▸ OBJECTIVE
Locate every line that holds the string "bækkenet" and copy it.

▸ EXCERPTED DATA
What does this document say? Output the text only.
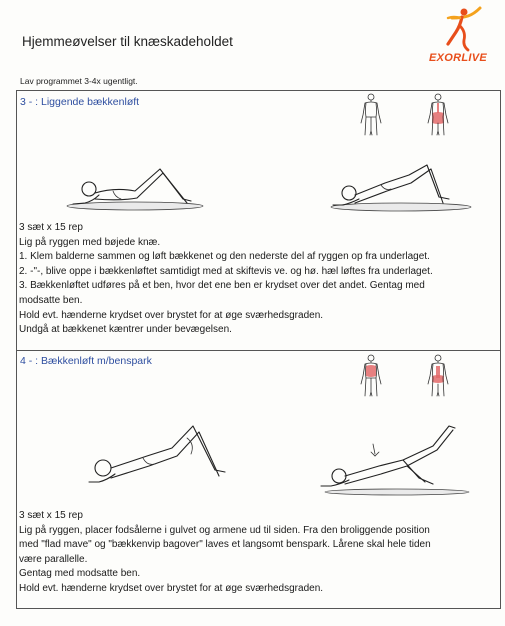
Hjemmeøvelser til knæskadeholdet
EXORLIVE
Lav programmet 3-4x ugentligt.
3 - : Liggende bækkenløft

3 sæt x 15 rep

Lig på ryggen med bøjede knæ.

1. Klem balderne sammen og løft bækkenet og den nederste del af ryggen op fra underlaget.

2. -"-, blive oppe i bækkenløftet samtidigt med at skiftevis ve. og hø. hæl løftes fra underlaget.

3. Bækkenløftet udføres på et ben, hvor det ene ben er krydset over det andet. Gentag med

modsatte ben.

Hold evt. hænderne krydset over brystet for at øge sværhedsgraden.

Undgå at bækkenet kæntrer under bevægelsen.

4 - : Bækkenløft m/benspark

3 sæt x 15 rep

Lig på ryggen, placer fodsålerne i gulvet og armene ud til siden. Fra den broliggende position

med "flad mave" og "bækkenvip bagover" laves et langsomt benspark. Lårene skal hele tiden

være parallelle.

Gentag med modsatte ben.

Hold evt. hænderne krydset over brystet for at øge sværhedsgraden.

==

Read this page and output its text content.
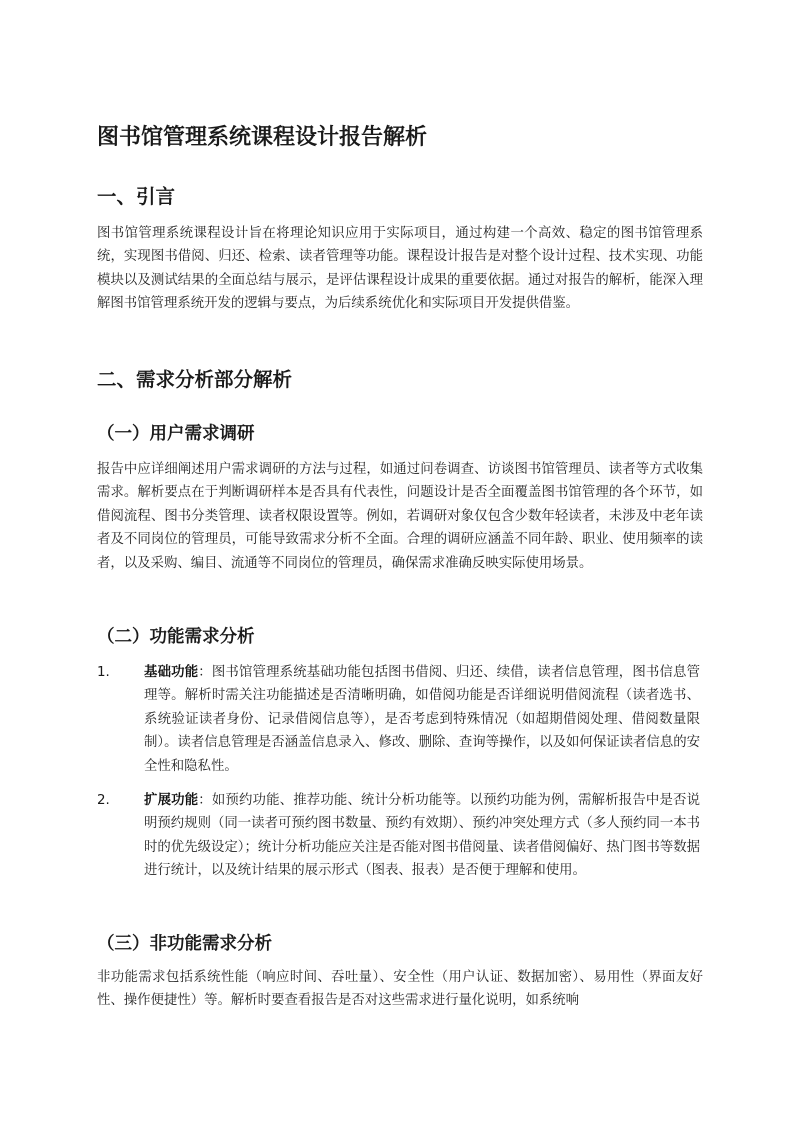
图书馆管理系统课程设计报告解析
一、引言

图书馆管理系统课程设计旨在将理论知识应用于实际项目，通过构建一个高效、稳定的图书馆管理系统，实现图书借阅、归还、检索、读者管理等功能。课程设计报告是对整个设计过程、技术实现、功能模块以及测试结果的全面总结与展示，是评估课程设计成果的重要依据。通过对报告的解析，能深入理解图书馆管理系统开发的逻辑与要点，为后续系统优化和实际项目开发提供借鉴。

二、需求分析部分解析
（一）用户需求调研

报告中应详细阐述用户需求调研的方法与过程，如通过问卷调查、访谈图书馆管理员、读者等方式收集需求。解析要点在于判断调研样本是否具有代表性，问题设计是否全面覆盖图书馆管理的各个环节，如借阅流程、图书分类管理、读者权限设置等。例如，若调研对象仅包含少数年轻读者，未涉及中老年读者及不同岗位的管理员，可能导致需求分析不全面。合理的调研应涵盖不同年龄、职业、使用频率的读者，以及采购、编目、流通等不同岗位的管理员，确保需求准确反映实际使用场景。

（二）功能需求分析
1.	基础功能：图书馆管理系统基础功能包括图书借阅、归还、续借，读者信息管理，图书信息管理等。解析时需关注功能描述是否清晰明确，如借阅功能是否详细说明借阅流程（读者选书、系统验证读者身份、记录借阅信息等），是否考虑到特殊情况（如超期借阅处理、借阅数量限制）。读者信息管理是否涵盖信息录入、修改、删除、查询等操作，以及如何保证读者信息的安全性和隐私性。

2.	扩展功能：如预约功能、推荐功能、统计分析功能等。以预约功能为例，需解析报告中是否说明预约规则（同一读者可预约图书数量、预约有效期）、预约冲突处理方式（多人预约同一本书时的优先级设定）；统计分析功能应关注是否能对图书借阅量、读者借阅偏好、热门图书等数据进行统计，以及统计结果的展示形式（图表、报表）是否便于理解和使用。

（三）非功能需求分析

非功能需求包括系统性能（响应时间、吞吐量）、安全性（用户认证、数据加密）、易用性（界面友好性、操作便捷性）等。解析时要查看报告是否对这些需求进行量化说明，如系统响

▸ EXERCISE ANSWER
1. Klem balderne sammen og løft bækkenet og den nederste del af ryggen op fra underlaget.
Undgå at bækkenet kæntrer under bevægelsen.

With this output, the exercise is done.